* Start Listing *
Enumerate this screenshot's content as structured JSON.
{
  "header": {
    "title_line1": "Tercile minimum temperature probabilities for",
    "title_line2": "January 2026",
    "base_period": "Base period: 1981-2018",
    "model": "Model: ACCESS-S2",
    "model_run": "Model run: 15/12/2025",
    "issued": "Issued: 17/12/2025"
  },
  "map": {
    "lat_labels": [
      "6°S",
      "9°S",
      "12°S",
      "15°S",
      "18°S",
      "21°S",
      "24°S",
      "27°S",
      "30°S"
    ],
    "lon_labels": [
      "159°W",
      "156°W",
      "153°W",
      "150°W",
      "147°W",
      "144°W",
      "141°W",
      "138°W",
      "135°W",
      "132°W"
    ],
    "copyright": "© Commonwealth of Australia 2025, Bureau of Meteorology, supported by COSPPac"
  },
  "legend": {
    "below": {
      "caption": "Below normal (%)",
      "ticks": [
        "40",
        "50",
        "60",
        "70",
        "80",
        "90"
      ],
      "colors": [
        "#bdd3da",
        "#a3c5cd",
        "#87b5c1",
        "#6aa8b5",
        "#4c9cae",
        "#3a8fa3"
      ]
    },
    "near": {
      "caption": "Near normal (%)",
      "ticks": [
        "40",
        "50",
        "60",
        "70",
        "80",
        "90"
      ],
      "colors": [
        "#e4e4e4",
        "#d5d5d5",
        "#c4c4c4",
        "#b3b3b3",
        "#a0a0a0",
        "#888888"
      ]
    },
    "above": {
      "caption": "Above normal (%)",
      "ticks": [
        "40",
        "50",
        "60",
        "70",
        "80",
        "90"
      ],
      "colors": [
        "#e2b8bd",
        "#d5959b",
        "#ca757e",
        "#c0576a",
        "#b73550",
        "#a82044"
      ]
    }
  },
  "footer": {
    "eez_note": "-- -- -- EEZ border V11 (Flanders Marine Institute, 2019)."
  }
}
* End Listing *
Restate the whole listing exactly.

• [The result]
Enumerate this screenshot's content as structured JSON.
{
  "header": {
    "title_line1": "Tercile minimum temperature probabilities for",
    "title_line2": "January 2026",
    "base_period": "Base period: 1981-2018",
    "model": "Model: ACCESS-S2",
    "model_run": "Model run: 15/12/2025",
    "issued": "Issued: 17/12/2025"
  },
  "map": {
    "lat_labels": [
      "6°S",
      "9°S",
      "12°S",
      "15°S",
      "18°S",
      "21°S",
      "24°S",
      "27°S",
      "30°S"
    ],
    "lon_labels": [
      "159°W",
      "156°W",
      "153°W",
      "150°W",
      "147°W",
      "144°W",
      "141°W",
      "138°W",
      "135°W",
      "132°W"
    ],
    "copyright": "© Commonwealth of Australia 2025, Bureau of Meteorology, supported by COSPPac"
  },
  "legend": {
    "below": {
      "caption": "Below normal (%)",
      "ticks": [
        "40",
        "50",
        "60",
        "70",
        "80",
        "90"
      ],
      "colors": [
        "#bdd3da",
        "#a3c5cd",
        "#87b5c1",
        "#6aa8b5",
        "#4c9cae",
        "#3a8fa3"
      ]
    },
    "near": {
      "caption": "Near normal (%)",
      "ticks": [
        "40",
        "50",
        "60",
        "70",
        "80",
        "90"
      ],
      "colors": [
        "#e4e4e4",
        "#d5d5d5",
        "#c4c4c4",
        "#b3b3b3",
        "#a0a0a0",
        "#888888"
      ]
    },
    "above": {
      "caption": "Above normal (%)",
      "ticks": [
        "40",
        "50",
        "60",
        "70",
        "80",
        "90"
      ],
      "colors": [
        "#e2b8bd",
        "#d5959b",
        "#ca757e",
        "#c0576a",
        "#b73550",
        "#a82044"
      ]
    }
  },
  "footer": {
    "eez_note": "-- -- -- EEZ border V11 (Flanders Marine Institute, 2019)."
  }
}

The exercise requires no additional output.